Entries taken from a collection:
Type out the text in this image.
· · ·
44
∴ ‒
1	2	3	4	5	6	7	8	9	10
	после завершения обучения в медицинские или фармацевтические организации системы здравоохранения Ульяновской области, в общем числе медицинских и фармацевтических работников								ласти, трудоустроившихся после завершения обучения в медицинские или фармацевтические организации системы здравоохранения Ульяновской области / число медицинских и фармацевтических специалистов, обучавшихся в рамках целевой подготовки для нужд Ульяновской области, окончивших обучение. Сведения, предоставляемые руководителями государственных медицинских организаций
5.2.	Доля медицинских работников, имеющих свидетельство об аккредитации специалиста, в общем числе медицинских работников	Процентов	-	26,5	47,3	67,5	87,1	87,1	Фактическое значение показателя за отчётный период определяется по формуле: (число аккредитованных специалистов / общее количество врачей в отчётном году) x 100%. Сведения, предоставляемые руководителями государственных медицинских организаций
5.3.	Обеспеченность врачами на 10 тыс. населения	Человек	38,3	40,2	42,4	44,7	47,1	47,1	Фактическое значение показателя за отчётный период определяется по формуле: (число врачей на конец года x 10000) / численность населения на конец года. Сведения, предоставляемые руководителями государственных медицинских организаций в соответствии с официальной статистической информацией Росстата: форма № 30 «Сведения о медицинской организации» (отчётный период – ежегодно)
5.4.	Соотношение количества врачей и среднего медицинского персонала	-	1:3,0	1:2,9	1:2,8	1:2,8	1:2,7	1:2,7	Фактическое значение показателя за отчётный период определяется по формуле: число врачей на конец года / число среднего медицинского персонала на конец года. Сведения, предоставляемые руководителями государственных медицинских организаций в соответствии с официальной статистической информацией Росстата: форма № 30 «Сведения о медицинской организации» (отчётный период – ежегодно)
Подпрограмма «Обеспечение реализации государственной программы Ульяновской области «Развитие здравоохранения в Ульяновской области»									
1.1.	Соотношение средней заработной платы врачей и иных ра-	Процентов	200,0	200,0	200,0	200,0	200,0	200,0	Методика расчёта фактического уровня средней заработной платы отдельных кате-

_WHAT THE TASK REQUIRES_:
Each record must be returned exactly as it is written.

_THE COMPLETED TASK_:
Type out the text in this image.
· · ·
44
∴ ‒
1	2	3	4	5	6	7	8	9	10
	после завершения обучения в медицинские или фармацевтические организации системы здравоохранения Ульяновской области, в общем числе медицинских и фармацевтических работников								ласти, трудоустроившихся после завершения обучения в медицинские или фармацевтические организации системы здравоохранения Ульяновской области / число медицинских и фармацевтических специалистов, обучавшихся в рамках целевой подготовки для нужд Ульяновской области, окончивших обучение. Сведения, предоставляемые руководителями государственных медицинских организаций
5.2.	Доля медицинских работников, имеющих свидетельство об аккредитации специалиста, в общем числе медицинских работников	Процентов	-	26,5	47,3	67,5	87,1	87,1	Фактическое значение показателя за отчётный период определяется по формуле: (число аккредитованных специалистов / общее количество врачей в отчётном году) x 100%. Сведения, предоставляемые руководителями государственных медицинских организаций
5.3.	Обеспеченность врачами на 10 тыс. населения	Человек	38,3	40,2	42,4	44,7	47,1	47,1	Фактическое значение показателя за отчётный период определяется по формуле: (число врачей на конец года x 10000) / численность населения на конец года. Сведения, предоставляемые руководителями государственных медицинских организаций в соответствии с официальной статистической информацией Росстата: форма № 30 «Сведения о медицинской организации» (отчётный период – ежегодно)
5.4.	Соотношение количества врачей и среднего медицинского персонала	-	1:3,0	1:2,9	1:2,8	1:2,8	1:2,7	1:2,7	Фактическое значение показателя за отчётный период определяется по формуле: число врачей на конец года / число среднего медицинского персонала на конец года. Сведения, предоставляемые руководителями государственных медицинских организаций в соответствии с официальной статистической информацией Росстата: форма № 30 «Сведения о медицинской организации» (отчётный период – ежегодно)
Подпрограмма «Обеспечение реализации государственной программы Ульяновской области «Развитие здравоохранения в Ульяновской области»									
1.1.	Соотношение средней заработной платы врачей и иных ра-	Процентов	200,0	200,0	200,0	200,0	200,0	200,0	Методика расчёта фактического уровня средней заработной платы отдельных кате-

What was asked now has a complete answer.